# What to do
Set every record down verbatim and omit the pictures.
[BEGIN]
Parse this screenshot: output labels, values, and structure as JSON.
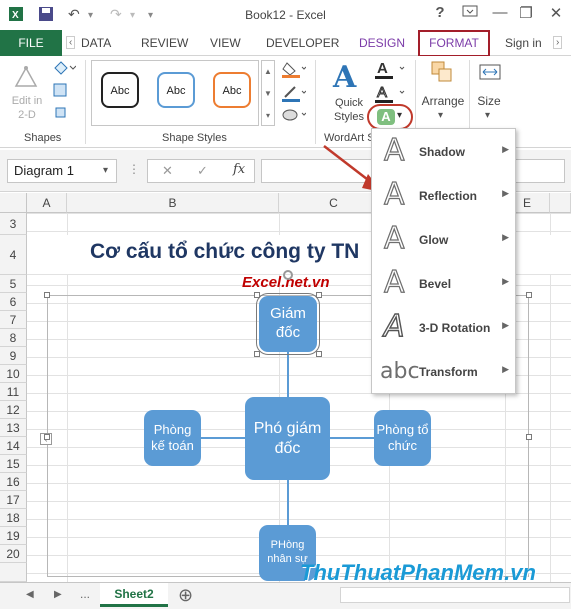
{
  "app": {
    "title": "Book12 - Excel",
    "help": "?",
    "minimize": "—",
    "restore": "❐",
    "close": "✕"
  },
  "tabs": {
    "file": "FILE",
    "items": [
      "DATA",
      "REVIEW",
      "VIEW",
      "DEVELOPER",
      "DESIGN"
    ],
    "active": "FORMAT",
    "signin": "Sign in"
  },
  "ribbon": {
    "shapes_group": "Shapes",
    "edit_2d": "Edit in 2-D",
    "styles_group": "Shape Styles",
    "abc": "Abc",
    "wordart_group": "WordArt S",
    "quick_styles": "Quick Styles",
    "arrange": "Arrange",
    "size": "Size"
  },
  "formula_bar": {
    "name_box": "Diagram 1",
    "fx": "fx",
    "cancel": "✕",
    "enter": "✓"
  },
  "columns": [
    "A",
    "B",
    "C",
    "E"
  ],
  "rows": [
    "3",
    "4",
    "5",
    "6",
    "7",
    "8",
    "9",
    "10",
    "11",
    "12",
    "13",
    "14",
    "15",
    "16",
    "17",
    "18",
    "19",
    "20"
  ],
  "sheet": {
    "title": "Cơ cấu tổ chức công ty TN",
    "site": "Excel.net.vn"
  },
  "diagram": {
    "top": "Giám đốc",
    "center": "Phó giám đốc",
    "left": "Phòng kế toán",
    "right": "Phòng tổ chức",
    "bottom": "PHòng nhân sự"
  },
  "effects_menu": [
    {
      "label": "Shadow",
      "glyph": "A"
    },
    {
      "label": "Reflection",
      "glyph": "A"
    },
    {
      "label": "Glow",
      "glyph": "A"
    },
    {
      "label": "Bevel",
      "glyph": "A"
    },
    {
      "label": "3-D Rotation",
      "glyph": "A"
    },
    {
      "label": "Transform",
      "glyph": "abc"
    }
  ],
  "status": {
    "sheet_tab": "Sheet2",
    "ellipsis": "...",
    "add": "⊕"
  },
  "watermark": "ThuThuatPhanMem.vn",
  "colors": {
    "excel_green": "#217346",
    "node_blue": "#5b9bd5",
    "highlight_red": "#a31e2a",
    "title_navy": "#1f3763"
  }
}
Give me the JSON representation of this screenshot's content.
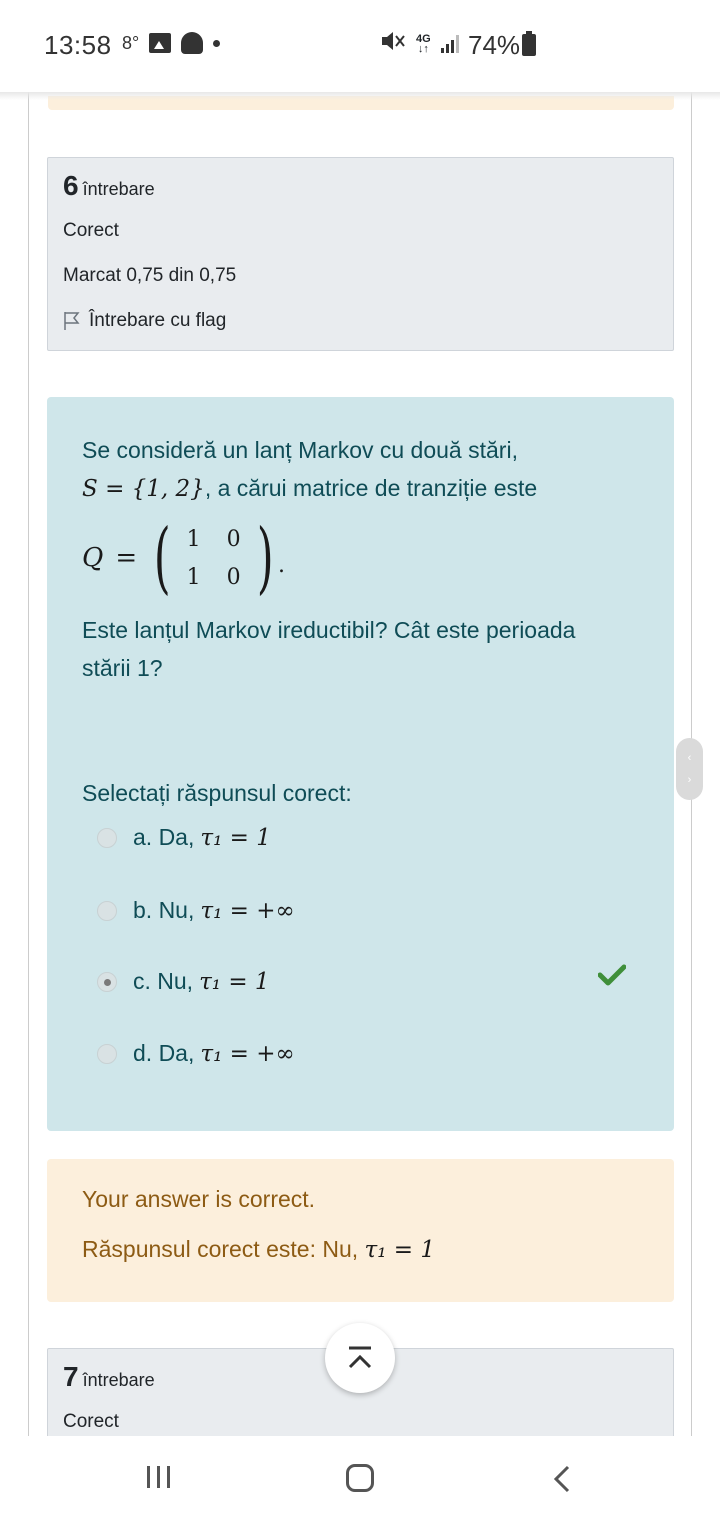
{
  "status_bar": {
    "time": "13:58",
    "small_indicator": "8°",
    "network_type": "4G",
    "battery": "74%"
  },
  "question6": {
    "number": "6",
    "word": "întrebare",
    "state": "Corect",
    "mark": "Marcat 0,75 din 0,75",
    "flag_label": "Întrebare cu flag"
  },
  "question_text": {
    "line1": "Se consideră un lanț Markov cu două stări,",
    "line2_math": "S = {1, 2}",
    "line2_text": ", a cărui matrice de tranziție este",
    "matrix_var": "Q",
    "matrix_eq": "=",
    "matrix": [
      "1",
      "0",
      "1",
      "0"
    ],
    "matrix_dot": ".",
    "question_line1": "Este lanțul Markov ireductibil?  Cât este perioada",
    "question_line2": "stării 1?"
  },
  "answer": {
    "prompt": "Selectați răspunsul corect:",
    "options": [
      {
        "label": "a. Da,",
        "math": "τ₁ = 1",
        "checked": false
      },
      {
        "label": "b. Nu,",
        "math": "τ₁ = +∞",
        "checked": false
      },
      {
        "label": "c. Nu,",
        "math": "τ₁ = 1",
        "checked": true
      },
      {
        "label": "d. Da,",
        "math": "τ₁ = +∞",
        "checked": false
      }
    ]
  },
  "feedback": {
    "result": "Your answer is correct.",
    "correct_prefix": "Răspunsul corect este: Nu,",
    "correct_math": "τ₁ = 1"
  },
  "question7": {
    "number": "7",
    "word": "întrebare",
    "state": "Corect"
  },
  "colors": {
    "question_bg": "#cfe6ea",
    "feedback_bg": "#fcefdc",
    "info_bg": "#e9ecef",
    "check_green": "#3f8f3a"
  }
}
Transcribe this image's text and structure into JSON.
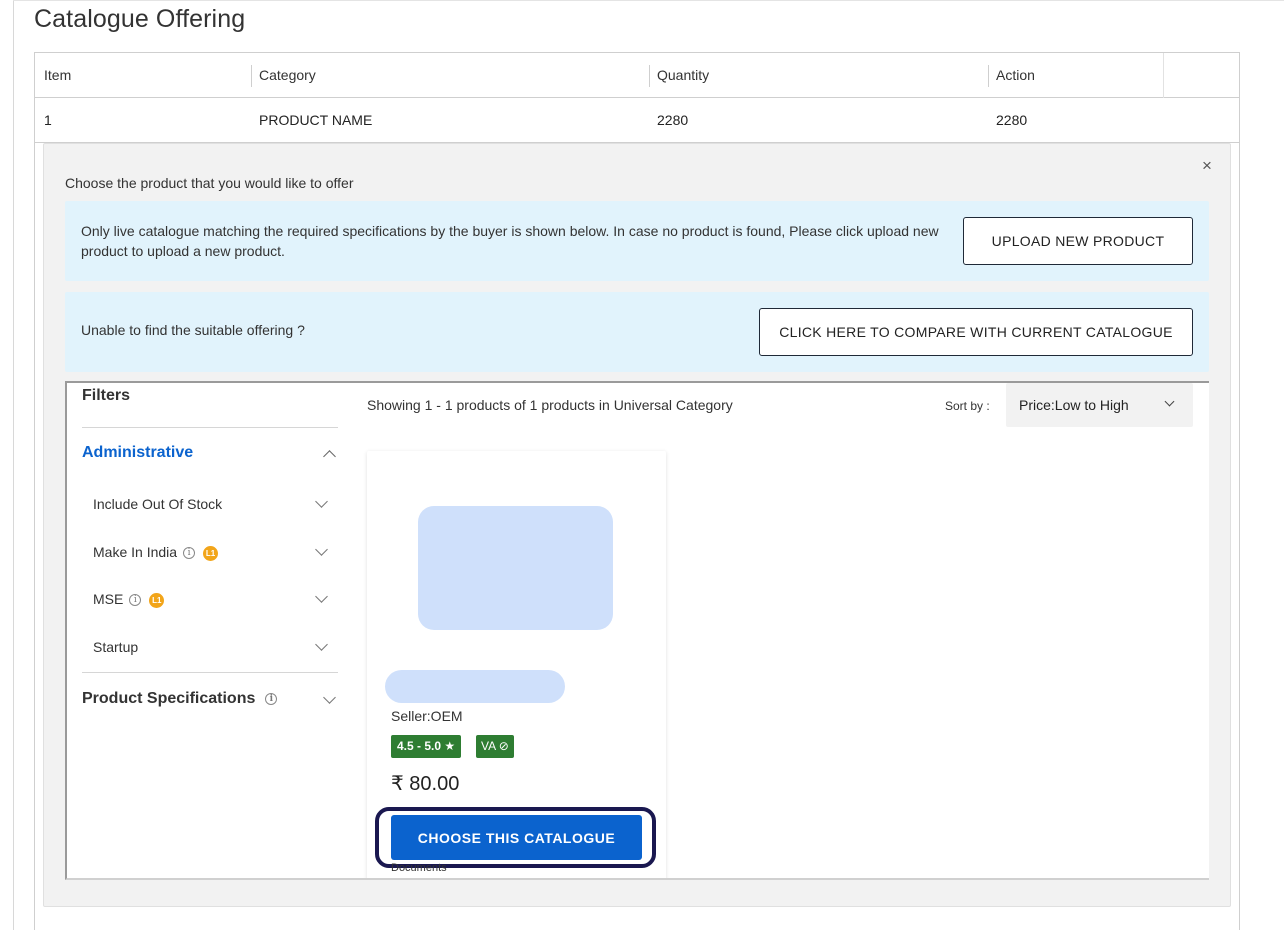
{
  "page": {
    "title": "Catalogue Offering"
  },
  "table": {
    "headers": [
      "Item",
      "Category",
      "Quantity",
      "Action"
    ],
    "rows": [
      {
        "item": "1",
        "category": "PRODUCT NAME",
        "quantity": "2280",
        "action": "2280"
      }
    ]
  },
  "panel": {
    "close_icon": "×",
    "prompt": "Choose the product that you would like to offer",
    "info_text": "Only live catalogue matching the required specifications by the buyer is shown below. In case no product is found, Please click upload new product to upload a new product.",
    "upload_button": "UPLOAD NEW PRODUCT",
    "compare_prompt": "Unable to find the suitable offering ?",
    "compare_button": "CLICK HERE TO COMPARE WITH CURRENT CATALOGUE"
  },
  "filters": {
    "title": "Filters",
    "administrative": {
      "label": "Administrative",
      "items": [
        {
          "label": "Include Out Of Stock"
        },
        {
          "label": "Make In India",
          "badge": "L1"
        },
        {
          "label": "MSE",
          "badge": "L1"
        },
        {
          "label": "Startup"
        }
      ]
    },
    "product_specifications": {
      "label": "Product Specifications"
    }
  },
  "results": {
    "showing_text": "Showing 1 - 1 products of 1 products in Universal Category",
    "sort_label": "Sort by :",
    "sort_value": "Price:Low to High"
  },
  "product": {
    "seller": "Seller:OEM",
    "rating": "4.5 - 5.0 ★",
    "va_badge": "VA ⊘",
    "price": "₹ 80.00",
    "choose_button": "CHOOSE THIS CATALOGUE",
    "documents": "Documents"
  },
  "colors": {
    "accent": "#0b63ce",
    "info_bg": "#e1f3fc",
    "badge_green": "#2e7d32",
    "l1_orange": "#f2a51a",
    "placeholder_blue": "#cfe0fb",
    "highlight_ring": "#1a1850"
  }
}
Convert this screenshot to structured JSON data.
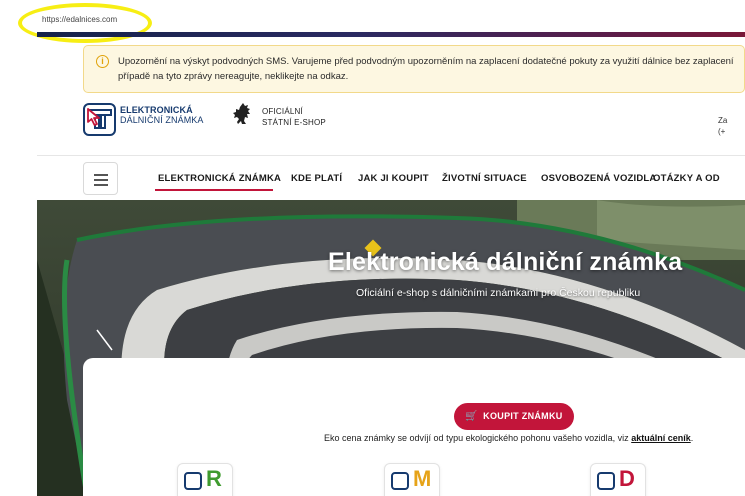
{
  "browser": {
    "url": "https://edalnices.com"
  },
  "alert": {
    "line1": "Upozornění na výskyt podvodných SMS. Varujeme před podvodným upozorněním na zaplacení dodatečné pokuty za využití dálnice bez zaplacení",
    "line2": "případě na tyto zprávy nereagujte, neklikejte na odkaz."
  },
  "header": {
    "logo_line1": "ELEKTRONICKÁ",
    "logo_line2": "DÁLNIČNÍ ZNÁMKA",
    "official_line1": "OFICIÁLNÍ",
    "official_line2": "STÁTNÍ E-SHOP",
    "contact_line1": "Za",
    "contact_line2": "(+"
  },
  "nav": {
    "items": [
      {
        "label": "ELEKTRONICKÁ ZNÁMKA"
      },
      {
        "label": "KDE PLATÍ"
      },
      {
        "label": "JAK JI KOUPIT"
      },
      {
        "label": "ŽIVOTNÍ SITUACE"
      },
      {
        "label": "OSVOBOZENÁ VOZIDLA"
      },
      {
        "label": "OTÁZKY A OD"
      }
    ]
  },
  "hero": {
    "title": "Elektronická dálniční známka",
    "subtitle": "Oficiální e-shop s dálničními známkami pro Českou republiku"
  },
  "cta": {
    "buy_label": "KOUPIT ZNÁMKU",
    "note_text": "Eko cena známky se odvíjí od typu ekologického pohonu vašeho vozidla, viz",
    "note_link": "aktuální ceník",
    "note_end": "."
  },
  "vignette_types": [
    {
      "letter": "R",
      "color": "#3f9b2f"
    },
    {
      "letter": "M",
      "color": "#e6a319"
    },
    {
      "letter": "D",
      "color": "#c2153a"
    }
  ],
  "colors": {
    "accent": "#c2153a",
    "brand": "#163a6e"
  }
}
[END]
# Answer to the task
Parse this screenshot: output labels, values, and structure as JSON.
{
  "app": {
    "title": "Book12 - Excel",
    "help": "?",
    "minimize": "—",
    "restore": "❐",
    "close": "✕"
  },
  "tabs": {
    "file": "FILE",
    "items": [
      "DATA",
      "REVIEW",
      "VIEW",
      "DEVELOPER",
      "DESIGN"
    ],
    "active": "FORMAT",
    "signin": "Sign in"
  },
  "ribbon": {
    "shapes_group": "Shapes",
    "edit_2d": "Edit in 2-D",
    "styles_group": "Shape Styles",
    "abc": "Abc",
    "wordart_group": "WordArt S",
    "quick_styles": "Quick Styles",
    "arrange": "Arrange",
    "size": "Size"
  },
  "formula_bar": {
    "name_box": "Diagram 1",
    "fx": "fx",
    "cancel": "✕",
    "enter": "✓"
  },
  "columns": [
    "A",
    "B",
    "C",
    "E"
  ],
  "rows": [
    "3",
    "4",
    "5",
    "6",
    "7",
    "8",
    "9",
    "10",
    "11",
    "12",
    "13",
    "14",
    "15",
    "16",
    "17",
    "18",
    "19",
    "20"
  ],
  "sheet": {
    "title": "Cơ cấu tổ chức công ty TN",
    "site": "Excel.net.vn"
  },
  "diagram": {
    "top": "Giám đốc",
    "center": "Phó giám đốc",
    "left": "Phòng kế toán",
    "right": "Phòng tổ chức",
    "bottom": "PHòng nhân sự"
  },
  "effects_menu": [
    {
      "label": "Shadow",
      "glyph": "A"
    },
    {
      "label": "Reflection",
      "glyph": "A"
    },
    {
      "label": "Glow",
      "glyph": "A"
    },
    {
      "label": "Bevel",
      "glyph": "A"
    },
    {
      "label": "3-D Rotation",
      "glyph": "A"
    },
    {
      "label": "Transform",
      "glyph": "abc"
    }
  ],
  "status": {
    "sheet_tab": "Sheet2",
    "ellipsis": "...",
    "add": "⊕"
  },
  "watermark": "ThuThuatPhanMem.vn",
  "colors": {
    "excel_green": "#217346",
    "node_blue": "#5b9bd5",
    "highlight_red": "#a31e2a",
    "title_navy": "#1f3763"
  }
}
Give me the JSON representation of this screenshot's content.
{
  "status_bar": {
    "time": "13:58",
    "small_indicator": "8°",
    "network_type": "4G",
    "battery": "74%"
  },
  "question6": {
    "number": "6",
    "word": "întrebare",
    "state": "Corect",
    "mark": "Marcat 0,75 din 0,75",
    "flag_label": "Întrebare cu flag"
  },
  "question_text": {
    "line1": "Se consideră un lanț Markov cu două stări,",
    "line2_math": "S = {1, 2}",
    "line2_text": ", a cărui matrice de tranziție este",
    "matrix_var": "Q",
    "matrix_eq": "=",
    "matrix": [
      "1",
      "0",
      "1",
      "0"
    ],
    "matrix_dot": ".",
    "question_line1": "Este lanțul Markov ireductibil?  Cât este perioada",
    "question_line2": "stării 1?"
  },
  "answer": {
    "prompt": "Selectați răspunsul corect:",
    "options": [
      {
        "label": "a. Da,",
        "math": "τ₁ = 1",
        "checked": false
      },
      {
        "label": "b. Nu,",
        "math": "τ₁ = +∞",
        "checked": false
      },
      {
        "label": "c. Nu,",
        "math": "τ₁ = 1",
        "checked": true
      },
      {
        "label": "d. Da,",
        "math": "τ₁ = +∞",
        "checked": false
      }
    ]
  },
  "feedback": {
    "result": "Your answer is correct.",
    "correct_prefix": "Răspunsul corect este: Nu,",
    "correct_math": "τ₁ = 1"
  },
  "question7": {
    "number": "7",
    "word": "întrebare",
    "state": "Corect"
  },
  "colors": {
    "question_bg": "#cfe6ea",
    "feedback_bg": "#fcefdc",
    "info_bg": "#e9ecef",
    "check_green": "#3f8f3a"
  }
}
Transcribe this image's text and structure into JSON.
{
  "page": {
    "title": "Catalogue Offering"
  },
  "table": {
    "headers": [
      "Item",
      "Category",
      "Quantity",
      "Action"
    ],
    "rows": [
      {
        "item": "1",
        "category": "PRODUCT NAME",
        "quantity": "2280",
        "action": "2280"
      }
    ]
  },
  "panel": {
    "close_icon": "×",
    "prompt": "Choose the product that you would like to offer",
    "info_text": "Only live catalogue matching the required specifications by the buyer is shown below. In case no product is found, Please click upload new product to upload a new product.",
    "upload_button": "UPLOAD NEW PRODUCT",
    "compare_prompt": "Unable to find the suitable offering ?",
    "compare_button": "CLICK HERE TO COMPARE WITH CURRENT CATALOGUE"
  },
  "filters": {
    "title": "Filters",
    "administrative": {
      "label": "Administrative",
      "items": [
        {
          "label": "Include Out Of Stock"
        },
        {
          "label": "Make In India",
          "badge": "L1"
        },
        {
          "label": "MSE",
          "badge": "L1"
        },
        {
          "label": "Startup"
        }
      ]
    },
    "product_specifications": {
      "label": "Product Specifications"
    }
  },
  "results": {
    "showing_text": "Showing 1 - 1 products of 1 products in Universal Category",
    "sort_label": "Sort by :",
    "sort_value": "Price:Low to High"
  },
  "product": {
    "seller": "Seller:OEM",
    "rating": "4.5 - 5.0 ★",
    "va_badge": "VA ⊘",
    "price": "₹ 80.00",
    "choose_button": "CHOOSE THIS CATALOGUE",
    "documents": "Documents"
  },
  "colors": {
    "accent": "#0b63ce",
    "info_bg": "#e1f3fc",
    "badge_green": "#2e7d32",
    "l1_orange": "#f2a51a",
    "placeholder_blue": "#cfe0fb",
    "highlight_ring": "#1a1850"
  }
}
Convert this screenshot to structured JSON data.
{
  "browser": {
    "url": "https://edalnices.com"
  },
  "alert": {
    "line1": "Upozornění na výskyt podvodných SMS. Varujeme před podvodným upozorněním na zaplacení dodatečné pokuty za využití dálnice bez zaplacení",
    "line2": "případě na tyto zprávy nereagujte, neklikejte na odkaz."
  },
  "header": {
    "logo_line1": "ELEKTRONICKÁ",
    "logo_line2": "DÁLNIČNÍ ZNÁMKA",
    "official_line1": "OFICIÁLNÍ",
    "official_line2": "STÁTNÍ E-SHOP",
    "contact_line1": "Za",
    "contact_line2": "(+"
  },
  "nav": {
    "items": [
      {
        "label": "ELEKTRONICKÁ ZNÁMKA"
      },
      {
        "label": "KDE PLATÍ"
      },
      {
        "label": "JAK JI KOUPIT"
      },
      {
        "label": "ŽIVOTNÍ SITUACE"
      },
      {
        "label": "OSVOBOZENÁ VOZIDLA"
      },
      {
        "label": "OTÁZKY A OD"
      }
    ]
  },
  "hero": {
    "title": "Elektronická dálniční známka",
    "subtitle": "Oficiální e-shop s dálničními známkami pro Českou republiku"
  },
  "cta": {
    "buy_label": "KOUPIT ZNÁMKU",
    "note_text": "Eko cena známky se odvíjí od typu ekologického pohonu vašeho vozidla, viz",
    "note_link": "aktuální ceník",
    "note_end": "."
  },
  "vignette_types": [
    {
      "letter": "R",
      "color": "#3f9b2f"
    },
    {
      "letter": "M",
      "color": "#e6a319"
    },
    {
      "letter": "D",
      "color": "#c2153a"
    }
  ],
  "colors": {
    "accent": "#c2153a",
    "brand": "#163a6e"
  }
}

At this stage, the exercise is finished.